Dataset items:
============
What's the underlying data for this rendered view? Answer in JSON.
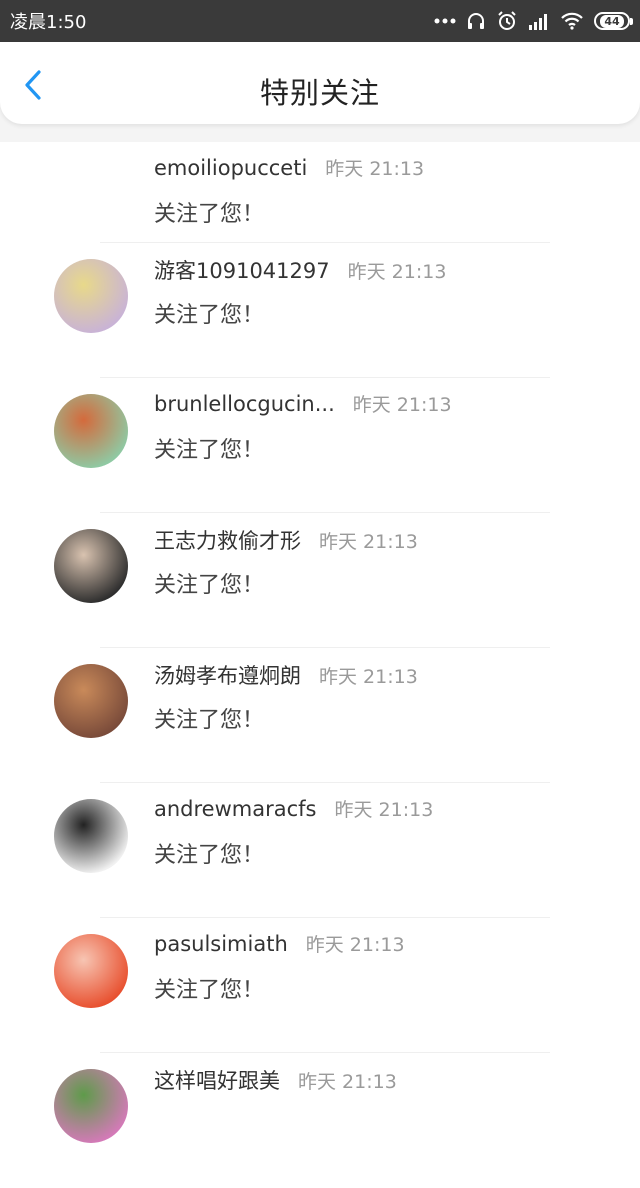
{
  "status_bar": {
    "time": "凌晨1:50",
    "battery": "44",
    "icons": [
      "more-dots-icon",
      "headset-icon",
      "alarm-icon",
      "signal-icon",
      "wifi-icon",
      "battery-icon"
    ]
  },
  "header": {
    "title": "特别关注",
    "back_icon": "chevron-left-icon",
    "accent": "#2196f3"
  },
  "items": [
    {
      "name": "emoilio­pucceti",
      "time": "昨天 21:13",
      "message": "关注了您！",
      "has_avatar": false
    },
    {
      "name": "游客1091041297",
      "time": "昨天 21:13",
      "message": "关注了您！",
      "has_avatar": true,
      "avatar_colors": [
        "#c9b3d6",
        "#e8d98a"
      ]
    },
    {
      "name": "brunlellocgucin...",
      "time": "昨天 21:13",
      "message": "关注了您！",
      "has_avatar": true,
      "avatar_colors": [
        "#8fc9a3",
        "#d46a3c"
      ]
    },
    {
      "name": "王志力救偷才形",
      "time": "昨天 21:13",
      "message": "关注了您！",
      "has_avatar": true,
      "avatar_colors": [
        "#2e2e2e",
        "#d9c3b0"
      ]
    },
    {
      "name": "汤姆孝布遵炯朗",
      "time": "昨天 21:13",
      "message": "关注了您！",
      "has_avatar": true,
      "avatar_colors": [
        "#7a4b3a",
        "#c98a5a"
      ]
    },
    {
      "name": "andrewmaracfs",
      "time": "昨天 21:13",
      "message": "关注了您！",
      "has_avatar": true,
      "avatar_colors": [
        "#f1f1f1",
        "#222222"
      ]
    },
    {
      "name": "pasulsimiath",
      "time": "昨天 21:13",
      "message": "关注了您！",
      "has_avatar": true,
      "avatar_colors": [
        "#e8502f",
        "#f7c5b3"
      ]
    },
    {
      "name": "这样唱好跟美",
      "time": "昨天 21:13",
      "message": "",
      "has_avatar": true,
      "avatar_colors": [
        "#d47ab8",
        "#5e9b4a"
      ]
    }
  ]
}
============
Reproduce each record from above exactly; pictures do not belong in the copy.

What's the underlying data for this rendered view? Answer in JSON.
{
  "status_bar": {
    "time": "凌晨1:50",
    "battery": "44",
    "icons": [
      "more-dots-icon",
      "headset-icon",
      "alarm-icon",
      "signal-icon",
      "wifi-icon",
      "battery-icon"
    ]
  },
  "header": {
    "title": "特别关注",
    "back_icon": "chevron-left-icon",
    "accent": "#2196f3"
  },
  "items": [
    {
      "name": "emoilio­pucceti",
      "time": "昨天 21:13",
      "message": "关注了您！",
      "has_avatar": false
    },
    {
      "name": "游客1091041297",
      "time": "昨天 21:13",
      "message": "关注了您！",
      "has_avatar": true,
      "avatar_colors": [
        "#c9b3d6",
        "#e8d98a"
      ]
    },
    {
      "name": "brunlellocgucin...",
      "time": "昨天 21:13",
      "message": "关注了您！",
      "has_avatar": true,
      "avatar_colors": [
        "#8fc9a3",
        "#d46a3c"
      ]
    },
    {
      "name": "王志力救偷才形",
      "time": "昨天 21:13",
      "message": "关注了您！",
      "has_avatar": true,
      "avatar_colors": [
        "#2e2e2e",
        "#d9c3b0"
      ]
    },
    {
      "name": "汤姆孝布遵炯朗",
      "time": "昨天 21:13",
      "message": "关注了您！",
      "has_avatar": true,
      "avatar_colors": [
        "#7a4b3a",
        "#c98a5a"
      ]
    },
    {
      "name": "andrewmaracfs",
      "time": "昨天 21:13",
      "message": "关注了您！",
      "has_avatar": true,
      "avatar_colors": [
        "#f1f1f1",
        "#222222"
      ]
    },
    {
      "name": "pasulsimiath",
      "time": "昨天 21:13",
      "message": "关注了您！",
      "has_avatar": true,
      "avatar_colors": [
        "#e8502f",
        "#f7c5b3"
      ]
    },
    {
      "name": "这样唱好跟美",
      "time": "昨天 21:13",
      "message": "",
      "has_avatar": true,
      "avatar_colors": [
        "#d47ab8",
        "#5e9b4a"
      ]
    }
  ]
}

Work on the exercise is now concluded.